SHORT TASK
Reproduce every entry exactly, without alteration.

GIVEN RECORDS
────────────────────
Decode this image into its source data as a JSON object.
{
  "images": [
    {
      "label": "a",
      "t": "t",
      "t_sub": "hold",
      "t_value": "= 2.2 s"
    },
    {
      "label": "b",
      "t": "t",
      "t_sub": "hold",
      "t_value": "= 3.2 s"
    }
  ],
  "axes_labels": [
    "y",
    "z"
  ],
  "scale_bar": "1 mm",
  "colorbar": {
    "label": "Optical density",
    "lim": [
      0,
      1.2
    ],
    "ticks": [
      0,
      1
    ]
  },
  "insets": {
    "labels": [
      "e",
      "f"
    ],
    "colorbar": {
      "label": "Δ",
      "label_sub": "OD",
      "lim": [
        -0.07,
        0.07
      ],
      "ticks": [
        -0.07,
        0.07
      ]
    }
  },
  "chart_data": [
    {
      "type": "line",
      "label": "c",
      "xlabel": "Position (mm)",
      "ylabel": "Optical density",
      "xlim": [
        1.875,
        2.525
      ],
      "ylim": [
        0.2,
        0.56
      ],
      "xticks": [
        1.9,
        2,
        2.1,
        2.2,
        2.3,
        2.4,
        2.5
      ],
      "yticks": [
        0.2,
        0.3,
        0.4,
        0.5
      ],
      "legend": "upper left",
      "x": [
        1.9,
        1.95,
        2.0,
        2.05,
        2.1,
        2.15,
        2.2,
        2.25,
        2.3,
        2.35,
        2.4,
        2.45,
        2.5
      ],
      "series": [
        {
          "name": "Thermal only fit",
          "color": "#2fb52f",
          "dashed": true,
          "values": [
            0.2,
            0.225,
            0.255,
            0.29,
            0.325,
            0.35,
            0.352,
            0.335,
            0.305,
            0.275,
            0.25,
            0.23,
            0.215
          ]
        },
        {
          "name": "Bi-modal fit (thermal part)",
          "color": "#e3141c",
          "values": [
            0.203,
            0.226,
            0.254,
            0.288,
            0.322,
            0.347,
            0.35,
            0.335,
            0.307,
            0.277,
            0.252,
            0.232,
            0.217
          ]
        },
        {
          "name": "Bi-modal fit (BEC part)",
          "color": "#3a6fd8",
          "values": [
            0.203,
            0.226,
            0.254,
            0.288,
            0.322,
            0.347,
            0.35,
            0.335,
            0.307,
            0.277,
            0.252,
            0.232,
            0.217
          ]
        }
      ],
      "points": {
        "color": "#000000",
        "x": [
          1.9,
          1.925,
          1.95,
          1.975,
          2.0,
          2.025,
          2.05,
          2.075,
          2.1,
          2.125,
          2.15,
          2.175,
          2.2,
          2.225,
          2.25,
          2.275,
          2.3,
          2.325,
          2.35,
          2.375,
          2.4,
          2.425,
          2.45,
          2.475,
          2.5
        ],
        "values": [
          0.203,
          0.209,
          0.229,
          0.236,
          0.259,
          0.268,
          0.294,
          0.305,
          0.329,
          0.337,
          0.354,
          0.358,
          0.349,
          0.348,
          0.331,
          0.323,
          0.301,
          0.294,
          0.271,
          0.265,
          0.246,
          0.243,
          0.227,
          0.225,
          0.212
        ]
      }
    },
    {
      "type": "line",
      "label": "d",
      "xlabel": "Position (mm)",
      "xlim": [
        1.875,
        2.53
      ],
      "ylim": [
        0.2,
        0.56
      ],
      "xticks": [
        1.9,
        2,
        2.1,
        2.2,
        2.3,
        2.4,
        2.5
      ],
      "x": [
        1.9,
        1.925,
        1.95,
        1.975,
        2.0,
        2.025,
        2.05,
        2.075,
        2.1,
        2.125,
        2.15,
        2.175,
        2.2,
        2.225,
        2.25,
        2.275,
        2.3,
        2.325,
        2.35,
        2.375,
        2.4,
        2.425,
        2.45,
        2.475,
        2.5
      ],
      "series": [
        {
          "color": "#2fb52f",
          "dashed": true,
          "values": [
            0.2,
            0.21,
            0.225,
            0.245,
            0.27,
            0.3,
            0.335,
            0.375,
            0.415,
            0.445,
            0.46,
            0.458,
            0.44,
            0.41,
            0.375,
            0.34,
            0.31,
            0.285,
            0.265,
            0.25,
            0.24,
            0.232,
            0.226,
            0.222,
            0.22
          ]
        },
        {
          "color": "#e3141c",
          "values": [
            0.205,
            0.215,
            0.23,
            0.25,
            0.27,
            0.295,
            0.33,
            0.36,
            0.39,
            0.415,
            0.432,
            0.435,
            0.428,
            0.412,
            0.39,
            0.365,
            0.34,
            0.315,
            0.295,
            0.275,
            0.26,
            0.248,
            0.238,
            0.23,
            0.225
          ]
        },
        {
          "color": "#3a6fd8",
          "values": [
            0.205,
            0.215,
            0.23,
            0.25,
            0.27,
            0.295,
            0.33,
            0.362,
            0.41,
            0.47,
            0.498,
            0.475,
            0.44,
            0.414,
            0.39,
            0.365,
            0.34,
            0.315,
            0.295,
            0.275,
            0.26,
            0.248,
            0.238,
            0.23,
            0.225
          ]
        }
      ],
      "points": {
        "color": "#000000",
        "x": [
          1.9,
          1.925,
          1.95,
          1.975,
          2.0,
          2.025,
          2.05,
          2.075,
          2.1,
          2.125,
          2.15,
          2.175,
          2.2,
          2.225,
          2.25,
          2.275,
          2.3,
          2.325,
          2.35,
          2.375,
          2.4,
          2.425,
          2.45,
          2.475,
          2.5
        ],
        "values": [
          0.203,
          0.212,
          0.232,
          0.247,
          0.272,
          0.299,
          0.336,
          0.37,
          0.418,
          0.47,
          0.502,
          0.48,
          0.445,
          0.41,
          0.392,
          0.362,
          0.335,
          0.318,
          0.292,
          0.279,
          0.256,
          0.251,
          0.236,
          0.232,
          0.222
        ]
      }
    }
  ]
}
────────────────────
TASK SOLUTION
Decode this image into its source data as a JSON object.
{
  "images": [
    {
      "label": "a",
      "t": "t",
      "t_sub": "hold",
      "t_value": "= 2.2 s"
    },
    {
      "label": "b",
      "t": "t",
      "t_sub": "hold",
      "t_value": "= 3.2 s"
    }
  ],
  "axes_labels": [
    "y",
    "z"
  ],
  "scale_bar": "1 mm",
  "colorbar": {
    "label": "Optical density",
    "lim": [
      0,
      1.2
    ],
    "ticks": [
      0,
      1
    ]
  },
  "insets": {
    "labels": [
      "e",
      "f"
    ],
    "colorbar": {
      "label": "Δ",
      "label_sub": "OD",
      "lim": [
        -0.07,
        0.07
      ],
      "ticks": [
        -0.07,
        0.07
      ]
    }
  },
  "chart_data": [
    {
      "type": "line",
      "label": "c",
      "xlabel": "Position (mm)",
      "ylabel": "Optical density",
      "xlim": [
        1.875,
        2.525
      ],
      "ylim": [
        0.2,
        0.56
      ],
      "xticks": [
        1.9,
        2,
        2.1,
        2.2,
        2.3,
        2.4,
        2.5
      ],
      "yticks": [
        0.2,
        0.3,
        0.4,
        0.5
      ],
      "legend": "upper left",
      "x": [
        1.9,
        1.95,
        2.0,
        2.05,
        2.1,
        2.15,
        2.2,
        2.25,
        2.3,
        2.35,
        2.4,
        2.45,
        2.5
      ],
      "series": [
        {
          "name": "Thermal only fit",
          "color": "#2fb52f",
          "dashed": true,
          "values": [
            0.2,
            0.225,
            0.255,
            0.29,
            0.325,
            0.35,
            0.352,
            0.335,
            0.305,
            0.275,
            0.25,
            0.23,
            0.215
          ]
        },
        {
          "name": "Bi-modal fit (thermal part)",
          "color": "#e3141c",
          "values": [
            0.203,
            0.226,
            0.254,
            0.288,
            0.322,
            0.347,
            0.35,
            0.335,
            0.307,
            0.277,
            0.252,
            0.232,
            0.217
          ]
        },
        {
          "name": "Bi-modal fit (BEC part)",
          "color": "#3a6fd8",
          "values": [
            0.203,
            0.226,
            0.254,
            0.288,
            0.322,
            0.347,
            0.35,
            0.335,
            0.307,
            0.277,
            0.252,
            0.232,
            0.217
          ]
        }
      ],
      "points": {
        "color": "#000000",
        "x": [
          1.9,
          1.925,
          1.95,
          1.975,
          2.0,
          2.025,
          2.05,
          2.075,
          2.1,
          2.125,
          2.15,
          2.175,
          2.2,
          2.225,
          2.25,
          2.275,
          2.3,
          2.325,
          2.35,
          2.375,
          2.4,
          2.425,
          2.45,
          2.475,
          2.5
        ],
        "values": [
          0.203,
          0.209,
          0.229,
          0.236,
          0.259,
          0.268,
          0.294,
          0.305,
          0.329,
          0.337,
          0.354,
          0.358,
          0.349,
          0.348,
          0.331,
          0.323,
          0.301,
          0.294,
          0.271,
          0.265,
          0.246,
          0.243,
          0.227,
          0.225,
          0.212
        ]
      }
    },
    {
      "type": "line",
      "label": "d",
      "xlabel": "Position (mm)",
      "xlim": [
        1.875,
        2.53
      ],
      "ylim": [
        0.2,
        0.56
      ],
      "xticks": [
        1.9,
        2,
        2.1,
        2.2,
        2.3,
        2.4,
        2.5
      ],
      "x": [
        1.9,
        1.925,
        1.95,
        1.975,
        2.0,
        2.025,
        2.05,
        2.075,
        2.1,
        2.125,
        2.15,
        2.175,
        2.2,
        2.225,
        2.25,
        2.275,
        2.3,
        2.325,
        2.35,
        2.375,
        2.4,
        2.425,
        2.45,
        2.475,
        2.5
      ],
      "series": [
        {
          "color": "#2fb52f",
          "dashed": true,
          "values": [
            0.2,
            0.21,
            0.225,
            0.245,
            0.27,
            0.3,
            0.335,
            0.375,
            0.415,
            0.445,
            0.46,
            0.458,
            0.44,
            0.41,
            0.375,
            0.34,
            0.31,
            0.285,
            0.265,
            0.25,
            0.24,
            0.232,
            0.226,
            0.222,
            0.22
          ]
        },
        {
          "color": "#e3141c",
          "values": [
            0.205,
            0.215,
            0.23,
            0.25,
            0.27,
            0.295,
            0.33,
            0.36,
            0.39,
            0.415,
            0.432,
            0.435,
            0.428,
            0.412,
            0.39,
            0.365,
            0.34,
            0.315,
            0.295,
            0.275,
            0.26,
            0.248,
            0.238,
            0.23,
            0.225
          ]
        },
        {
          "color": "#3a6fd8",
          "values": [
            0.205,
            0.215,
            0.23,
            0.25,
            0.27,
            0.295,
            0.33,
            0.362,
            0.41,
            0.47,
            0.498,
            0.475,
            0.44,
            0.414,
            0.39,
            0.365,
            0.34,
            0.315,
            0.295,
            0.275,
            0.26,
            0.248,
            0.238,
            0.23,
            0.225
          ]
        }
      ],
      "points": {
        "color": "#000000",
        "x": [
          1.9,
          1.925,
          1.95,
          1.975,
          2.0,
          2.025,
          2.05,
          2.075,
          2.1,
          2.125,
          2.15,
          2.175,
          2.2,
          2.225,
          2.25,
          2.275,
          2.3,
          2.325,
          2.35,
          2.375,
          2.4,
          2.425,
          2.45,
          2.475,
          2.5
        ],
        "values": [
          0.203,
          0.212,
          0.232,
          0.247,
          0.272,
          0.299,
          0.336,
          0.37,
          0.418,
          0.47,
          0.502,
          0.48,
          0.445,
          0.41,
          0.392,
          0.362,
          0.335,
          0.318,
          0.292,
          0.279,
          0.256,
          0.251,
          0.236,
          0.232,
          0.222
        ]
      }
    }
  ]
}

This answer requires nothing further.